== Data to use ==
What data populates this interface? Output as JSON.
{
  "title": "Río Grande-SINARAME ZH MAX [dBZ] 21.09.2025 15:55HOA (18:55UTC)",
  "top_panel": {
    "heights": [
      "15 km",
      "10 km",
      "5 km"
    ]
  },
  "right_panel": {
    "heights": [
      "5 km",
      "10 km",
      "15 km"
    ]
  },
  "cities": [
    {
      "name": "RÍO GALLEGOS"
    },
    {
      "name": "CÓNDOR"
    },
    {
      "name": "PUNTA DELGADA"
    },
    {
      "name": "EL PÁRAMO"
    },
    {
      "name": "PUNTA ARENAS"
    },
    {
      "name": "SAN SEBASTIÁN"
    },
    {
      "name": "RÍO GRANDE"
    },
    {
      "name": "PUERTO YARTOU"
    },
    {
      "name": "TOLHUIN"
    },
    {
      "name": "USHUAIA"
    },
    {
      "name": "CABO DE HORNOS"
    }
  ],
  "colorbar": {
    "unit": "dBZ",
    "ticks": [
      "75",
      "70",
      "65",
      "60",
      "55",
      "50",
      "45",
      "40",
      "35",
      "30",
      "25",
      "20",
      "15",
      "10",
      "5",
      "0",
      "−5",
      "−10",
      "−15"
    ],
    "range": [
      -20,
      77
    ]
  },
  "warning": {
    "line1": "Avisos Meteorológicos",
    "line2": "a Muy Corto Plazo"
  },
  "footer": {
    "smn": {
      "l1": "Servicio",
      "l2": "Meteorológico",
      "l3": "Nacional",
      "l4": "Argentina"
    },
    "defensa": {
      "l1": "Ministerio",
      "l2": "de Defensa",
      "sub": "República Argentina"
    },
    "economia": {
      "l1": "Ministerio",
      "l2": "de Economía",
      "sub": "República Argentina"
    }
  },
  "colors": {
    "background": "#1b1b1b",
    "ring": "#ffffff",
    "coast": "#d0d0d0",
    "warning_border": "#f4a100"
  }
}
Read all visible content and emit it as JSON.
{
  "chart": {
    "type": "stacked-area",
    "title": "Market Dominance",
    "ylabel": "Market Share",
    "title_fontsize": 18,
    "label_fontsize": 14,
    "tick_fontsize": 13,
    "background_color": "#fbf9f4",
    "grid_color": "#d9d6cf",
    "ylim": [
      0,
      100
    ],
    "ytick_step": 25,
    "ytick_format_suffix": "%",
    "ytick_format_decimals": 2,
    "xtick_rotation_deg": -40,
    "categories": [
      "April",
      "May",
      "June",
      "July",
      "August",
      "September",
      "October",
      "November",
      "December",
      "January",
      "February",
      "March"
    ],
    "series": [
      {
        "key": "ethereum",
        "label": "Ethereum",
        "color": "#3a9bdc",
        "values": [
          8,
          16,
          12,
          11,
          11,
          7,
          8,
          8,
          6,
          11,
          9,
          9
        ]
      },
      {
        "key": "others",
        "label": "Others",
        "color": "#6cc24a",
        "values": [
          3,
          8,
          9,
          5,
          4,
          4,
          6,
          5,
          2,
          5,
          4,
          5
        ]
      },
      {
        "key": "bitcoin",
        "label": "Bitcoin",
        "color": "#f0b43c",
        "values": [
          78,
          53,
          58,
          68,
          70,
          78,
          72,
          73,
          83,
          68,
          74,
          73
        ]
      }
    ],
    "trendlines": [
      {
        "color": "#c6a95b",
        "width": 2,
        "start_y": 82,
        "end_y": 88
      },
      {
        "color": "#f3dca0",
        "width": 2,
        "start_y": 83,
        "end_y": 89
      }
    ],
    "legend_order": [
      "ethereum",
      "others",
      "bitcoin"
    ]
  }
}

== Work to complete ==
Print every line of the records exactly. Omit nothing.

== Task solution ==
What data populates this interface? Output as JSON.
{
  "title": "Río Grande-SINARAME ZH MAX [dBZ] 21.09.2025 15:55HOA (18:55UTC)",
  "top_panel": {
    "heights": [
      "15 km",
      "10 km",
      "5 km"
    ]
  },
  "right_panel": {
    "heights": [
      "5 km",
      "10 km",
      "15 km"
    ]
  },
  "cities": [
    {
      "name": "RÍO GALLEGOS"
    },
    {
      "name": "CÓNDOR"
    },
    {
      "name": "PUNTA DELGADA"
    },
    {
      "name": "EL PÁRAMO"
    },
    {
      "name": "PUNTA ARENAS"
    },
    {
      "name": "SAN SEBASTIÁN"
    },
    {
      "name": "RÍO GRANDE"
    },
    {
      "name": "PUERTO YARTOU"
    },
    {
      "name": "TOLHUIN"
    },
    {
      "name": "USHUAIA"
    },
    {
      "name": "CABO DE HORNOS"
    }
  ],
  "colorbar": {
    "unit": "dBZ",
    "ticks": [
      "75",
      "70",
      "65",
      "60",
      "55",
      "50",
      "45",
      "40",
      "35",
      "30",
      "25",
      "20",
      "15",
      "10",
      "5",
      "0",
      "−5",
      "−10",
      "−15"
    ],
    "range": [
      -20,
      77
    ]
  },
  "warning": {
    "line1": "Avisos Meteorológicos",
    "line2": "a Muy Corto Plazo"
  },
  "footer": {
    "smn": {
      "l1": "Servicio",
      "l2": "Meteorológico",
      "l3": "Nacional",
      "l4": "Argentina"
    },
    "defensa": {
      "l1": "Ministerio",
      "l2": "de Defensa",
      "sub": "República Argentina"
    },
    "economia": {
      "l1": "Ministerio",
      "l2": "de Economía",
      "sub": "República Argentina"
    }
  },
  "colors": {
    "background": "#1b1b1b",
    "ring": "#ffffff",
    "coast": "#d0d0d0",
    "warning_border": "#f4a100"
  }
}
Read all visible content and emit it as JSON.
{
  "chart": {
    "type": "stacked-area",
    "title": "Market Dominance",
    "ylabel": "Market Share",
    "title_fontsize": 18,
    "label_fontsize": 14,
    "tick_fontsize": 13,
    "background_color": "#fbf9f4",
    "grid_color": "#d9d6cf",
    "ylim": [
      0,
      100
    ],
    "ytick_step": 25,
    "ytick_format_suffix": "%",
    "ytick_format_decimals": 2,
    "xtick_rotation_deg": -40,
    "categories": [
      "April",
      "May",
      "June",
      "July",
      "August",
      "September",
      "October",
      "November",
      "December",
      "January",
      "February",
      "March"
    ],
    "series": [
      {
        "key": "ethereum",
        "label": "Ethereum",
        "color": "#3a9bdc",
        "values": [
          8,
          16,
          12,
          11,
          11,
          7,
          8,
          8,
          6,
          11,
          9,
          9
        ]
      },
      {
        "key": "others",
        "label": "Others",
        "color": "#6cc24a",
        "values": [
          3,
          8,
          9,
          5,
          4,
          4,
          6,
          5,
          2,
          5,
          4,
          5
        ]
      },
      {
        "key": "bitcoin",
        "label": "Bitcoin",
        "color": "#f0b43c",
        "values": [
          78,
          53,
          58,
          68,
          70,
          78,
          72,
          73,
          83,
          68,
          74,
          73
        ]
      }
    ],
    "trendlines": [
      {
        "color": "#c6a95b",
        "width": 2,
        "start_y": 82,
        "end_y": 88
      },
      {
        "color": "#f3dca0",
        "width": 2,
        "start_y": 83,
        "end_y": 89
      }
    ],
    "legend_order": [
      "ethereum",
      "others",
      "bitcoin"
    ]
  }
}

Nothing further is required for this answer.